SUPPLIED DATA
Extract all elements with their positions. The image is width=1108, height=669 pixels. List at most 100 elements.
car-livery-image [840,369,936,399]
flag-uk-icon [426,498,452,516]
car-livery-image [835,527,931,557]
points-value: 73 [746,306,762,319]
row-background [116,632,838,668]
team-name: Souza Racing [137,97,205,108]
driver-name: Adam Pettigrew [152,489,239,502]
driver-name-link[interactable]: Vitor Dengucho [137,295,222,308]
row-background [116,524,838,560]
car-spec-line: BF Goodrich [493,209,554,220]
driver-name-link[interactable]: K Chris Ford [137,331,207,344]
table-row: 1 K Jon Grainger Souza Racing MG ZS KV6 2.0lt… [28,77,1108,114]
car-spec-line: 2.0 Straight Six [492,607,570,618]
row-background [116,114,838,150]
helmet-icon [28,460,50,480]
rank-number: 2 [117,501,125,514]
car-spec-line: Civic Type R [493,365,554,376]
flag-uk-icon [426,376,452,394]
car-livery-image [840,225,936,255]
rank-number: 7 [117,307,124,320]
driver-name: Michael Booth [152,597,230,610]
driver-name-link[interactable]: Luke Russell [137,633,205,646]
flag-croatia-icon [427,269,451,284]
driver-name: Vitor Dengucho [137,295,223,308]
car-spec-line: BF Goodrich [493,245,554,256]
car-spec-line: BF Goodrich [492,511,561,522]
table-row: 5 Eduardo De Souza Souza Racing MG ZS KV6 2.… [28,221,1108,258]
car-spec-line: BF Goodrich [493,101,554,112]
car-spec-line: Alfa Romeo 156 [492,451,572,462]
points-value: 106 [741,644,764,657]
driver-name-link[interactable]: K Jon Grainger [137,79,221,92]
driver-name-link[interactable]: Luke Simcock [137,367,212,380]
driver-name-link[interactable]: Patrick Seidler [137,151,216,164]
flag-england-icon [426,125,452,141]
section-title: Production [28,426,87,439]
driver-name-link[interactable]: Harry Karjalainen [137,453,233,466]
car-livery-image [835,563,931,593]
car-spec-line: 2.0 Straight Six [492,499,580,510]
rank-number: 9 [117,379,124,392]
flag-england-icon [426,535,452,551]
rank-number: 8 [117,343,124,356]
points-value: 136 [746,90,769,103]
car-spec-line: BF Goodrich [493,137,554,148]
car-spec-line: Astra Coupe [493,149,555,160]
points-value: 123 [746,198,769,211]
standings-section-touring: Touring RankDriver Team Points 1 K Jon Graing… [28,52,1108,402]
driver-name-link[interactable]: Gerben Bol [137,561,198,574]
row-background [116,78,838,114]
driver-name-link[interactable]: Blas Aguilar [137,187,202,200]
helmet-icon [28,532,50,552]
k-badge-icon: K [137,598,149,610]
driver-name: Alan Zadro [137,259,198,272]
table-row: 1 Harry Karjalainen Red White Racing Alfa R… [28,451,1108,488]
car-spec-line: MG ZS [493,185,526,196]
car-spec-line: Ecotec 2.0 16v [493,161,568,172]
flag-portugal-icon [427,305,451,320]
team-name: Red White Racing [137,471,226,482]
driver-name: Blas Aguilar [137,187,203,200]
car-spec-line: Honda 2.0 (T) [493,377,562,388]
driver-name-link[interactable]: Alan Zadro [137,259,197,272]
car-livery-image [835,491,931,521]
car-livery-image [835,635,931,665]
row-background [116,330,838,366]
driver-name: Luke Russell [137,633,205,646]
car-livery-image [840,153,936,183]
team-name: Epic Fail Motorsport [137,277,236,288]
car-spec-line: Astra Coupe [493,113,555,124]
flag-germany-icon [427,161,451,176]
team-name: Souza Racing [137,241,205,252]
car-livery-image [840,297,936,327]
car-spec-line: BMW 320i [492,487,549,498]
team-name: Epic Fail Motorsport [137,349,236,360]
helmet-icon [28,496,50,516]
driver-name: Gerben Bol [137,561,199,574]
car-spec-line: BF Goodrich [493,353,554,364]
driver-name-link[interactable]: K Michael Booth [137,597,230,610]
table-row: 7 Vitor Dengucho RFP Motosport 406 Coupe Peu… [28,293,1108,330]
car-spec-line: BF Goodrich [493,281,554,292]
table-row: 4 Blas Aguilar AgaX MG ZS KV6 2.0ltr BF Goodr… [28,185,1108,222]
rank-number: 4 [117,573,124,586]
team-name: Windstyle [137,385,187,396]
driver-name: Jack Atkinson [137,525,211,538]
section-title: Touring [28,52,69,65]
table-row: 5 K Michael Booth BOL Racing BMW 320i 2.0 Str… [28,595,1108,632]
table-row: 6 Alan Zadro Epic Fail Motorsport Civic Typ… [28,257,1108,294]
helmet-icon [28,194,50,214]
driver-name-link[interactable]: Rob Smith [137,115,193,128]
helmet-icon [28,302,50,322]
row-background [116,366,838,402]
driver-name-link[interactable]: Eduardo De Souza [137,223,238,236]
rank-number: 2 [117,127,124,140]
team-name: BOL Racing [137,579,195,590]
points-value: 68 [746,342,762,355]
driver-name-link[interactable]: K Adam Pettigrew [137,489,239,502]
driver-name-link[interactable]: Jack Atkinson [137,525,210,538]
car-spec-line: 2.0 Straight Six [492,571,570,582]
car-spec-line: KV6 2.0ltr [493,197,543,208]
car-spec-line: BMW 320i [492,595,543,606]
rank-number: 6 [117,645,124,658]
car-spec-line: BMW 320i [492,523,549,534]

YOUR GOAL
Reproduce the entries verbatim, starting with the first line and continuing through the line containing "team-name: Souza Racing [137,97,205,108]".

TASK SOLUTION
Extract all elements with their positions. The image is width=1108, height=669 pixels. List at most 100 elements.
car-livery-image [840,369,936,399]
flag-uk-icon [426,498,452,516]
car-livery-image [835,527,931,557]
points-value: 73 [746,306,762,319]
row-background [116,632,838,668]
team-name: Souza Racing [137,97,205,108]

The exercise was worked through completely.